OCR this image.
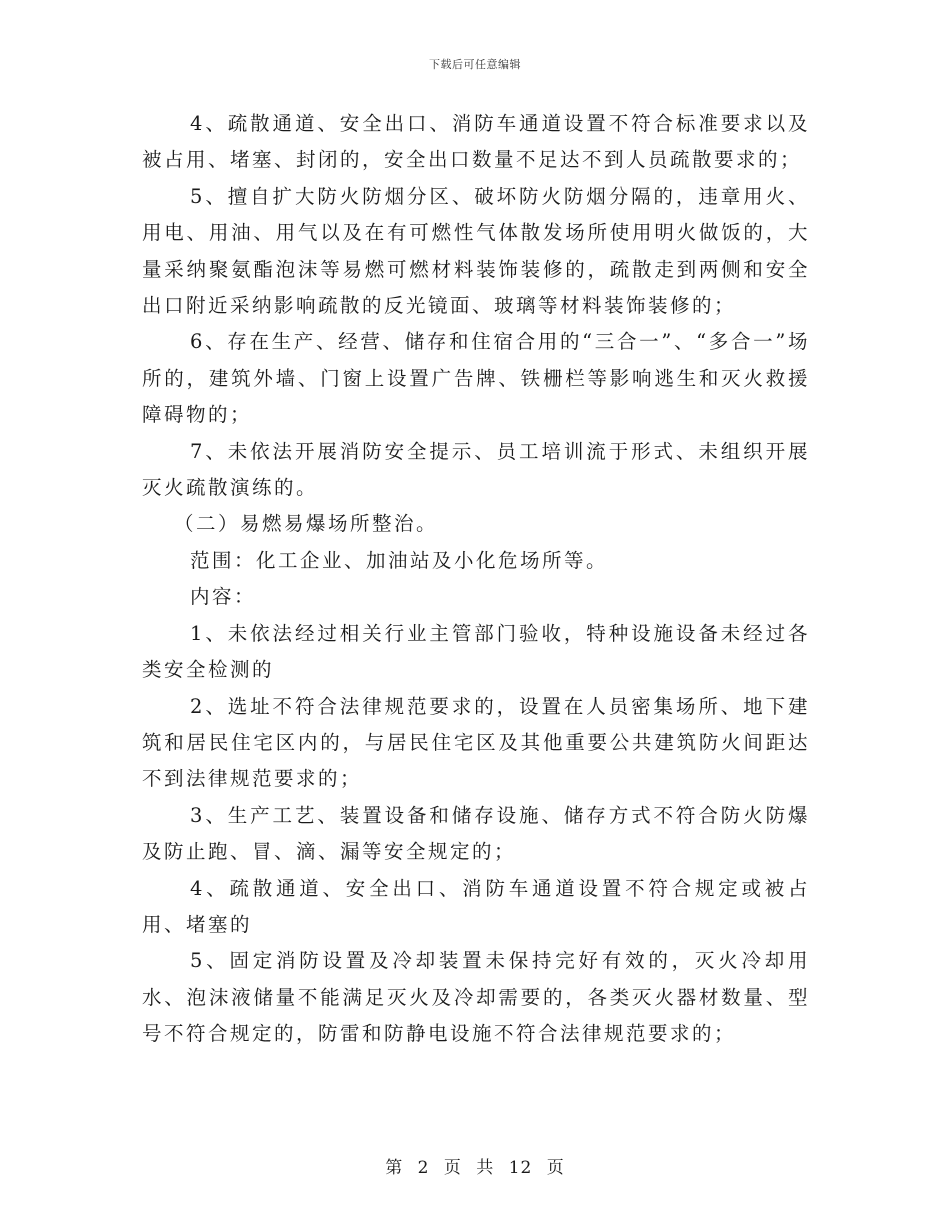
下载后可任意编辑

4、疏散通道、安全出口、消防车通道设置不符合标准要求以及被占用、堵塞、封闭的，安全出口数量不足达不到人员疏散要求的；

5、擅自扩大防火防烟分区、破坏防火防烟分隔的，违章用火、用电、用油、用气以及在有可燃性气体散发场所使用明火做饭的，大量采纳聚氨酯泡沫等易燃可燃材料装饰装修的，疏散走到两侧和安全出口附近采纳影响疏散的反光镜面、玻璃等材料装饰装修的；

6、存在生产、经营、储存和住宿合用的“三合一”、“多合一”场所的，建筑外墙、门窗上设置广告牌、铁栅栏等影响逃生和灭火救援障碍物的；

7、未依法开展消防安全提示、员工培训流于形式、未组织开展灭火疏散演练的。

（二）易燃易爆场所整治。

范围：化工企业、加油站及小化危场所等。

内容：

1、未依法经过相关行业主管部门验收，特种设施设备未经过各类安全检测的

2、选址不符合法律规范要求的，设置在人员密集场所、地下建筑和居民住宅区内的，与居民住宅区及其他重要公共建筑防火间距达不到法律规范要求的；

3、生产工艺、装置设备和储存设施、储存方式不符合防火防爆及防止跑、冒、滴、漏等安全规定的；

4、疏散通道、安全出口、消防车通道设置不符合规定或被占用、堵塞的

5、固定消防设置及冷却装置未保持完好有效的，灭火冷却用水、泡沫液储量不能满足灭火及冷却需要的，各类灭火器材数量、型号不符合规定的，防雷和防静电设施不符合法律规范要求的；

第 2 页 共 12 页
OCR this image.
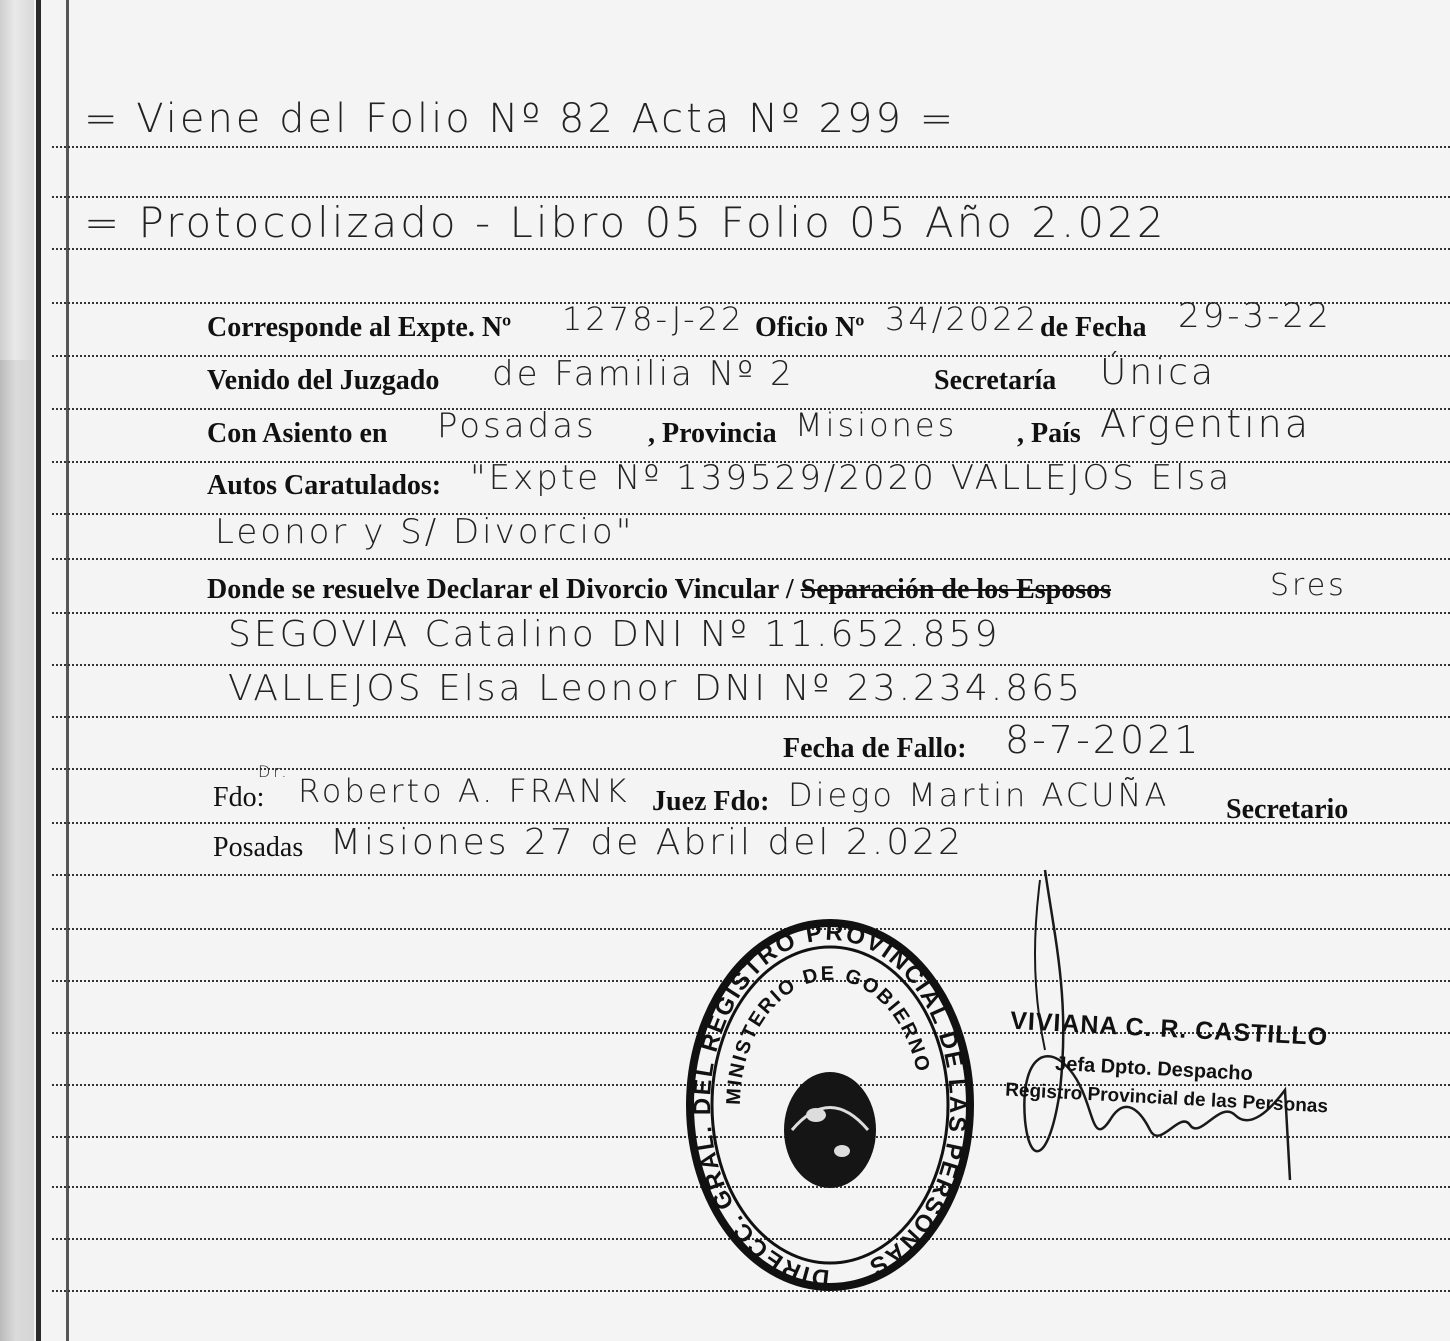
= Viene del Folio Nº 82 Acta Nº 299 =
= Protocolizado - Libro 05 Folio 05 Año 2.022
Corresponde al Expte. Nº 1278-J-22 Oficio Nº 34/2022 de Fecha 29-3-22
Venido del Juzgado de Familia Nº 2	Secretaría Única
Con Asiento en Posadas , Provincia Misiones , País Argentina
Autos Caratulados: "Expte Nº 139529/2020 VALLEJOS Elsa
Leonor y S/ Divorcio"
Donde se resuelve Declarar el Divorcio Vincular / Separación de los Esposos	Sres
SEGOVIA Catalino DNI Nº 11.652.859
VALLEJOS Elsa Leonor DNI Nº 23.234.865
Fecha de Fallo: 8-7-2021
Fdo:
Dr.
Roberto A. FRANK Juez Fdo: Diego Martin ACUÑA Secretario
Posadas Misiones 27 de Abril del 2.022
DIRECC. GRAL. DEL REGISTRO PROVINCIAL DE LAS PERSONAS
MINISTERIO DE GOBIERNO
VIVIANA C. R. CASTILLO
Jefa Dpto. Despacho
Registro Provincial de las Personas
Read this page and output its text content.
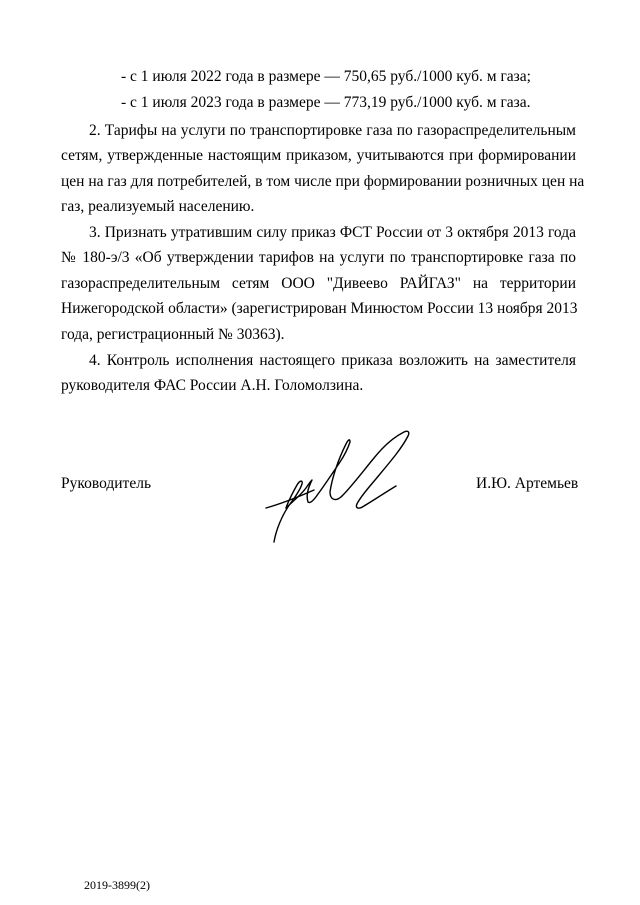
- с 1 июля 2022 года в размере — 750,65 руб./1000 куб. м газа;
- с 1 июля 2023 года в размере — 773,19 руб./1000 куб. м газа.
2. Тарифы на услуги по транспортировке газа по газораспределительным
сетям, утвержденные настоящим приказом, учитываются при формировании
цен на газ для потребителей, в том числе при формировании розничных цен на
газ, реализуемый населению.
3. Признать утратившим силу приказ ФСТ России от 3 октября 2013 года
№ 180-э/3 «Об утверждении тарифов на услуги по транспортировке газа по
газораспределительным сетям ООО "Дивеево РАЙГАЗ" на территории
Нижегородской области» (зарегистрирован Минюстом России 13 ноября 2013
года, регистрационный № 30363).
4. Контроль исполнения настоящего приказа возложить на заместителя
руководителя ФАС России А.Н. Голомолзина.
Руководитель	И.Ю. Артемьев
2019-3899(2)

■ ■ ■ ■

_Aim of the exercise_
Repeat all the data as it stands, dropping any images it holds.

_Task response_
OCR this image.
下载后可任意编辑

4、疏散通道、安全出口、消防车通道设置不符合标准要求以及被占用、堵塞、封闭的，安全出口数量不足达不到人员疏散要求的；

5、擅自扩大防火防烟分区、破坏防火防烟分隔的，违章用火、用电、用油、用气以及在有可燃性气体散发场所使用明火做饭的，大量采纳聚氨酯泡沫等易燃可燃材料装饰装修的，疏散走到两侧和安全出口附近采纳影响疏散的反光镜面、玻璃等材料装饰装修的；

6、存在生产、经营、储存和住宿合用的“三合一”、“多合一”场所的，建筑外墙、门窗上设置广告牌、铁栅栏等影响逃生和灭火救援障碍物的；

7、未依法开展消防安全提示、员工培训流于形式、未组织开展灭火疏散演练的。

（二）易燃易爆场所整治。

范围：化工企业、加油站及小化危场所等。

内容：

1、未依法经过相关行业主管部门验收，特种设施设备未经过各类安全检测的

2、选址不符合法律规范要求的，设置在人员密集场所、地下建筑和居民住宅区内的，与居民住宅区及其他重要公共建筑防火间距达不到法律规范要求的；

3、生产工艺、装置设备和储存设施、储存方式不符合防火防爆及防止跑、冒、滴、漏等安全规定的；

4、疏散通道、安全出口、消防车通道设置不符合规定或被占用、堵塞的

5、固定消防设置及冷却装置未保持完好有效的，灭火冷却用水、泡沫液储量不能满足灭火及冷却需要的，各类灭火器材数量、型号不符合规定的，防雷和防静电设施不符合法律规范要求的；

第 2 页 共 12 页
OCR this image.
= Viene del Folio Nº 82 Acta Nº 299 =
= Protocolizado - Libro 05 Folio 05 Año 2.022
Corresponde al Expte. Nº 1278-J-22 Oficio Nº 34/2022 de Fecha 29-3-22
Venido del Juzgado de Familia Nº 2	Secretaría Única
Con Asiento en Posadas , Provincia Misiones , País Argentina
Autos Caratulados: "Expte Nº 139529/2020 VALLEJOS Elsa
Leonor y S/ Divorcio"
Donde se resuelve Declarar el Divorcio Vincular / Separación de los Esposos	Sres
SEGOVIA Catalino DNI Nº 11.652.859
VALLEJOS Elsa Leonor DNI Nº 23.234.865
Fecha de Fallo: 8-7-2021
Fdo:
Dr.
Roberto A. FRANK Juez Fdo: Diego Martin ACUÑA Secretario
Posadas Misiones 27 de Abril del 2.022
DIRECC. GRAL. DEL REGISTRO PROVINCIAL DE LAS PERSONAS
MINISTERIO DE GOBIERNO
VIVIANA C. R. CASTILLO
Jefa Dpto. Despacho
Registro Provincial de las Personas
Read this page and output its text content.
- с 1 июля 2022 года в размере — 750,65 руб./1000 куб. м газа;
- с 1 июля 2023 года в размере — 773,19 руб./1000 куб. м газа.
2. Тарифы на услуги по транспортировке газа по газораспределительным
сетям, утвержденные настоящим приказом, учитываются при формировании
цен на газ для потребителей, в том числе при формировании розничных цен на
газ, реализуемый населению.
3. Признать утратившим силу приказ ФСТ России от 3 октября 2013 года
№ 180-э/3 «Об утверждении тарифов на услуги по транспортировке газа по
газораспределительным сетям ООО "Дивеево РАЙГАЗ" на территории
Нижегородской области» (зарегистрирован Минюстом России 13 ноября 2013
года, регистрационный № 30363).
4. Контроль исполнения настоящего приказа возложить на заместителя
руководителя ФАС России А.Н. Голомолзина.
Руководитель	И.Ю. Артемьев
2019-3899(2)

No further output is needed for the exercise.